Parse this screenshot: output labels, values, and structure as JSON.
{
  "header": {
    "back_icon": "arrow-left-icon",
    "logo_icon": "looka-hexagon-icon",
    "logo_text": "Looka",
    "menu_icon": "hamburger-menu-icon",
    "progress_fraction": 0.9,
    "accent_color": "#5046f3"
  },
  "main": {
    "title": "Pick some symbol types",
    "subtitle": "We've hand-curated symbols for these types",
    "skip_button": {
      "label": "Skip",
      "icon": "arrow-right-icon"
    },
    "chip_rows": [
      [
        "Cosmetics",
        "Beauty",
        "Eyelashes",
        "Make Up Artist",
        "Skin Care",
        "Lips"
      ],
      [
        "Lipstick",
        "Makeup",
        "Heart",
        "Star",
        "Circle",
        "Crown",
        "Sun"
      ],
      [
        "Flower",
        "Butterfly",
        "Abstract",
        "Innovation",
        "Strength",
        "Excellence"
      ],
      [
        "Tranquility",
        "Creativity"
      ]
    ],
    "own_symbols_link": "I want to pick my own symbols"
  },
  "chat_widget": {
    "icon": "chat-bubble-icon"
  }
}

---

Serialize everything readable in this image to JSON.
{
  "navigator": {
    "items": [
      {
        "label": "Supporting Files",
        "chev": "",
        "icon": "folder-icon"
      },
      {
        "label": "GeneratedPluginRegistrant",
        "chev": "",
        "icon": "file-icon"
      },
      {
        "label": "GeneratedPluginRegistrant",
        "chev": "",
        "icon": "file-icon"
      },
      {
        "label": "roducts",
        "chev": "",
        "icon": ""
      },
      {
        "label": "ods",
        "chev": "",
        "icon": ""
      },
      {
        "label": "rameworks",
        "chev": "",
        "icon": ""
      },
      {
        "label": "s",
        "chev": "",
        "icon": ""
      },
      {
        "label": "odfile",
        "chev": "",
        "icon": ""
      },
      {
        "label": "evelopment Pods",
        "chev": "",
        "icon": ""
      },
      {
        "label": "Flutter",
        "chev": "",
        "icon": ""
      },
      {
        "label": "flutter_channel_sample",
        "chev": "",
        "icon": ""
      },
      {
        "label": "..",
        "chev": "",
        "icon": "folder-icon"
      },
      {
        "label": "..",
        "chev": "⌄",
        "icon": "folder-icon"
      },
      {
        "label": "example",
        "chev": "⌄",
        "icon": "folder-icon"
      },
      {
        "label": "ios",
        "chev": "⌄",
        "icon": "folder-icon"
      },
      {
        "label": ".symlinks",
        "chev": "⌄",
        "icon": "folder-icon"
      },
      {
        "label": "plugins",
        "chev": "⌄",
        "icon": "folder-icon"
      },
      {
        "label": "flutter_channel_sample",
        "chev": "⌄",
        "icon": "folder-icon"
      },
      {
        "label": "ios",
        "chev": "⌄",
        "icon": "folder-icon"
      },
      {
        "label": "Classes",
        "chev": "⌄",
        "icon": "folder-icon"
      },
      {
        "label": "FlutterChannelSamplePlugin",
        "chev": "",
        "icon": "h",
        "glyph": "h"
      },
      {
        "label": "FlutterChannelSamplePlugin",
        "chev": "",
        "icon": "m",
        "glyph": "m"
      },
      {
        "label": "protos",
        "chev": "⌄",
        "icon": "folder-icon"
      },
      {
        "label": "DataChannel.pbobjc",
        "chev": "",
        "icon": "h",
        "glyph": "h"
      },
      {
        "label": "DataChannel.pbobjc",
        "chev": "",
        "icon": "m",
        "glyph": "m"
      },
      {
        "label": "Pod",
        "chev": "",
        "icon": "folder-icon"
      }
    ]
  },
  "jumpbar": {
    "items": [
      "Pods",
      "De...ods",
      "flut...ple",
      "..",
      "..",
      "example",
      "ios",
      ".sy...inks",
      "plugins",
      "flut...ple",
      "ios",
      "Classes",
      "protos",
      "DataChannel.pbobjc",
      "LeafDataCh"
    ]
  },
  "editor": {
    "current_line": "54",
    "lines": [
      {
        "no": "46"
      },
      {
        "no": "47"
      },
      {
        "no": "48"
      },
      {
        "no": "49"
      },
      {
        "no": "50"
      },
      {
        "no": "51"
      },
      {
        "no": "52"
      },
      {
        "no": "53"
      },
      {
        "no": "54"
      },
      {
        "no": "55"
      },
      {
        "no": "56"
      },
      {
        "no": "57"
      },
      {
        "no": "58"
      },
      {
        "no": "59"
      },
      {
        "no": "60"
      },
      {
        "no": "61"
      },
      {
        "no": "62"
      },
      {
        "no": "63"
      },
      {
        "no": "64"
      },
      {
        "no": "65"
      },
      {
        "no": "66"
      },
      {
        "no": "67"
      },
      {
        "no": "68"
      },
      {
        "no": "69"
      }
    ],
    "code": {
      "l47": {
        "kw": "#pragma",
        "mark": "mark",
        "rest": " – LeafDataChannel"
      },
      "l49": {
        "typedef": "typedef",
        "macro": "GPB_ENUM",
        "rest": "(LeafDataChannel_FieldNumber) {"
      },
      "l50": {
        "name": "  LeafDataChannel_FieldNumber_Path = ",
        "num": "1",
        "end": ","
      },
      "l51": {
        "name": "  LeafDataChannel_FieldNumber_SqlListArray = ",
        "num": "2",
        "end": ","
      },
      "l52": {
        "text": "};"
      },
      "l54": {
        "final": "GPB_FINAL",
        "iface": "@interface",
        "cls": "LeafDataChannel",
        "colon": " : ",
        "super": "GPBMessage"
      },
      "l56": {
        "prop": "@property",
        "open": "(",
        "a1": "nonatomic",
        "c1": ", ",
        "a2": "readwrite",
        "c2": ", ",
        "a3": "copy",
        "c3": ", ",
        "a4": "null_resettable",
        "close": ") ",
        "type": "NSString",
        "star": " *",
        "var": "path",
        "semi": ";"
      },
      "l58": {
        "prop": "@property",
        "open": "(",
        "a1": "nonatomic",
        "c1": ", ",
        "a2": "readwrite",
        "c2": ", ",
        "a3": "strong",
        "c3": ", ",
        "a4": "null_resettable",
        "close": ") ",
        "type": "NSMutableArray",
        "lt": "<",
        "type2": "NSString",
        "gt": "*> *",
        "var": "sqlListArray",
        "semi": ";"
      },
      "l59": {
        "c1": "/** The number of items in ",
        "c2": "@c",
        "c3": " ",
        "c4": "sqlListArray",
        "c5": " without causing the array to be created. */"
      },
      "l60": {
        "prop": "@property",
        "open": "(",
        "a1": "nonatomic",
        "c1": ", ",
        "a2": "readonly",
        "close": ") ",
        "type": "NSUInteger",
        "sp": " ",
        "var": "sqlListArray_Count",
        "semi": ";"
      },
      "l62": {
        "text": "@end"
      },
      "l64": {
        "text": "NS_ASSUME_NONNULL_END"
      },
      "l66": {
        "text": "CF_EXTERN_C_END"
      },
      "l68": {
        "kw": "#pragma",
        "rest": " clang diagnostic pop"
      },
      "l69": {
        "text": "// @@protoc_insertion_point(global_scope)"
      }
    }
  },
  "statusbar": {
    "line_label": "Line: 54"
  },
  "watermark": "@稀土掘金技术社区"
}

### STATED GOAL
Using the listing, copy every line where the word "name" shows up.

### THE COMPLETED TASK
        "name": "  LeafDataChannel_FieldNumber_Path = ",
        "name": "  LeafDataChannel_FieldNumber_SqlListArray = ",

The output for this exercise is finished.